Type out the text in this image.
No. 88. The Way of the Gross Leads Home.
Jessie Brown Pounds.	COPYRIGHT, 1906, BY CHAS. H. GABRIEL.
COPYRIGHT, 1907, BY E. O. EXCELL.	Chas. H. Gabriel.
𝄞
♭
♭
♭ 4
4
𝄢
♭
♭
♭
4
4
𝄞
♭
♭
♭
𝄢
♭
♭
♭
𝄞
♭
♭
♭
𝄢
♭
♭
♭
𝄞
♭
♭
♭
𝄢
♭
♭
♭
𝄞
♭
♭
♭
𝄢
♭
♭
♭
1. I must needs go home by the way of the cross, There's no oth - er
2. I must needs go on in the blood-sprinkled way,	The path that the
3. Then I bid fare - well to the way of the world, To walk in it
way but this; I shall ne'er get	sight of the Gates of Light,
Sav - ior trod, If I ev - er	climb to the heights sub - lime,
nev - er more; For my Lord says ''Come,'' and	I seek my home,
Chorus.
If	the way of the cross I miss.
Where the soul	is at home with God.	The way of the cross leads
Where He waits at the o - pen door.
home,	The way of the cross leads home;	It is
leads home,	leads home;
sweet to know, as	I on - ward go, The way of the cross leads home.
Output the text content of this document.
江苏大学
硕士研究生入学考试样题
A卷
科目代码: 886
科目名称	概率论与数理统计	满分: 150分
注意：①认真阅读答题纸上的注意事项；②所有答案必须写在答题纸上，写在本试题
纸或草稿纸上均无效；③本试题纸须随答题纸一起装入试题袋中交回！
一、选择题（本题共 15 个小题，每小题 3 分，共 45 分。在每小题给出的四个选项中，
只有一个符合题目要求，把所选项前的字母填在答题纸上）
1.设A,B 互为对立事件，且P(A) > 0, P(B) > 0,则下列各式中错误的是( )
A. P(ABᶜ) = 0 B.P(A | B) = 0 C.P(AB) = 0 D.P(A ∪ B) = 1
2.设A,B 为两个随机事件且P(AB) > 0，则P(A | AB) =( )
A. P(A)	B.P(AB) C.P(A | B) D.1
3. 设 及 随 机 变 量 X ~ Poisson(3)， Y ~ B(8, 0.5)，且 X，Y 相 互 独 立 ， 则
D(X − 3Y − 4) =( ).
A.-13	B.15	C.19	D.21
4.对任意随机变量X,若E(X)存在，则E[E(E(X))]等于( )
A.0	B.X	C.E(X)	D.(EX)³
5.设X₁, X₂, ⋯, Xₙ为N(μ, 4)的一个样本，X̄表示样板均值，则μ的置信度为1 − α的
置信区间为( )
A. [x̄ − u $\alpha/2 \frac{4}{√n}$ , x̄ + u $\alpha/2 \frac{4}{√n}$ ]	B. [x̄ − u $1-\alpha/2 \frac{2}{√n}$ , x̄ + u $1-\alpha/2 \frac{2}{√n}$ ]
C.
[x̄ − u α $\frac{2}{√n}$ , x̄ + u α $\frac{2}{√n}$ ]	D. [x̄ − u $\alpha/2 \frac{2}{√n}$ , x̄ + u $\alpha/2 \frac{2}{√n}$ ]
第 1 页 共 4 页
::::::
**Given request**
Each line that contains the string "frac" counts once; say how many there are and nothing else.

**Answer for this exercise**
2